» **Instruction**:
Return the records in full, exactly as given.
§ §
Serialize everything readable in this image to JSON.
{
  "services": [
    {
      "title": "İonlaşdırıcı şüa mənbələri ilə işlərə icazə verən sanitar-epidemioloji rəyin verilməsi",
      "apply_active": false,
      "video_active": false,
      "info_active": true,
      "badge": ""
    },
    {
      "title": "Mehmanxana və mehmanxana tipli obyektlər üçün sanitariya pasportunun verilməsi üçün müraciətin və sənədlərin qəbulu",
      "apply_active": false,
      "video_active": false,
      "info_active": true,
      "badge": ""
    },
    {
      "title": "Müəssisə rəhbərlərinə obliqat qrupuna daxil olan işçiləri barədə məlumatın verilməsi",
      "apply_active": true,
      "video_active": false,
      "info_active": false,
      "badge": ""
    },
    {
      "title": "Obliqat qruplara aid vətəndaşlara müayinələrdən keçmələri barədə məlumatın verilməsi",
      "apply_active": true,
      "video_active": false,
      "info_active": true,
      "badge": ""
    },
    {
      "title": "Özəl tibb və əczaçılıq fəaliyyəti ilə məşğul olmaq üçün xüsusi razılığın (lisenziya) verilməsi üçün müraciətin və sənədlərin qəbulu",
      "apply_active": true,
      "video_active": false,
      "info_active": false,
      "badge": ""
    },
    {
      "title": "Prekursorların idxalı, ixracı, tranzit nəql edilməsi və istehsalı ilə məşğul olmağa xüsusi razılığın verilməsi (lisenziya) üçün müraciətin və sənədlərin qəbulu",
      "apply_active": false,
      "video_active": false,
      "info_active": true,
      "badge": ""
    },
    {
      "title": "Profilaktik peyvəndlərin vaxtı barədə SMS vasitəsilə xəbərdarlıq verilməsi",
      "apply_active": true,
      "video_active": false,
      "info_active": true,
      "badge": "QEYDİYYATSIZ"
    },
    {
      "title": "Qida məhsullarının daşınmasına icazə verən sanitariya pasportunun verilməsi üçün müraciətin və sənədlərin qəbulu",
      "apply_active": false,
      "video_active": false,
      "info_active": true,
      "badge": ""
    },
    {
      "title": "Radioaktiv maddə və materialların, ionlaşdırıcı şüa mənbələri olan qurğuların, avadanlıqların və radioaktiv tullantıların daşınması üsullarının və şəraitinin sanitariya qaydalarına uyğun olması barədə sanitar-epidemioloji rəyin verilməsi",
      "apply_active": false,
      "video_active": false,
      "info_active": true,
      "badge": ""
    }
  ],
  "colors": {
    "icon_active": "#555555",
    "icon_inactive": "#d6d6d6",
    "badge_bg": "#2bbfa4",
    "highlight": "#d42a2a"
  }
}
§ §
» **Exercise solution**:
Serialize everything readable in this image to JSON.
{
  "services": [
    {
      "title": "İonlaşdırıcı şüa mənbələri ilə işlərə icazə verən sanitar-epidemioloji rəyin verilməsi",
      "apply_active": false,
      "video_active": false,
      "info_active": true,
      "badge": ""
    },
    {
      "title": "Mehmanxana və mehmanxana tipli obyektlər üçün sanitariya pasportunun verilməsi üçün müraciətin və sənədlərin qəbulu",
      "apply_active": false,
      "video_active": false,
      "info_active": true,
      "badge": ""
    },
    {
      "title": "Müəssisə rəhbərlərinə obliqat qrupuna daxil olan işçiləri barədə məlumatın verilməsi",
      "apply_active": true,
      "video_active": false,
      "info_active": false,
      "badge": ""
    },
    {
      "title": "Obliqat qruplara aid vətəndaşlara müayinələrdən keçmələri barədə məlumatın verilməsi",
      "apply_active": true,
      "video_active": false,
      "info_active": true,
      "badge": ""
    },
    {
      "title": "Özəl tibb və əczaçılıq fəaliyyəti ilə məşğul olmaq üçün xüsusi razılığın (lisenziya) verilməsi üçün müraciətin və sənədlərin qəbulu",
      "apply_active": true,
      "video_active": false,
      "info_active": false,
      "badge": ""
    },
    {
      "title": "Prekursorların idxalı, ixracı, tranzit nəql edilməsi və istehsalı ilə məşğul olmağa xüsusi razılığın verilməsi (lisenziya) üçün müraciətin və sənədlərin qəbulu",
      "apply_active": false,
      "video_active": false,
      "info_active": true,
      "badge": ""
    },
    {
      "title": "Profilaktik peyvəndlərin vaxtı barədə SMS vasitəsilə xəbərdarlıq verilməsi",
      "apply_active": true,
      "video_active": false,
      "info_active": true,
      "badge": "QEYDİYYATSIZ"
    },
    {
      "title": "Qida məhsullarının daşınmasına icazə verən sanitariya pasportunun verilməsi üçün müraciətin və sənədlərin qəbulu",
      "apply_active": false,
      "video_active": false,
      "info_active": true,
      "badge": ""
    },
    {
      "title": "Radioaktiv maddə və materialların, ionlaşdırıcı şüa mənbələri olan qurğuların, avadanlıqların və radioaktiv tullantıların daşınması üsullarının və şəraitinin sanitariya qaydalarına uyğun olması barədə sanitar-epidemioloji rəyin verilməsi",
      "apply_active": false,
      "video_active": false,
      "info_active": true,
      "badge": ""
    }
  ],
  "colors": {
    "icon_active": "#555555",
    "icon_inactive": "#d6d6d6",
    "badge_bg": "#2bbfa4",
    "highlight": "#d42a2a"
  }
}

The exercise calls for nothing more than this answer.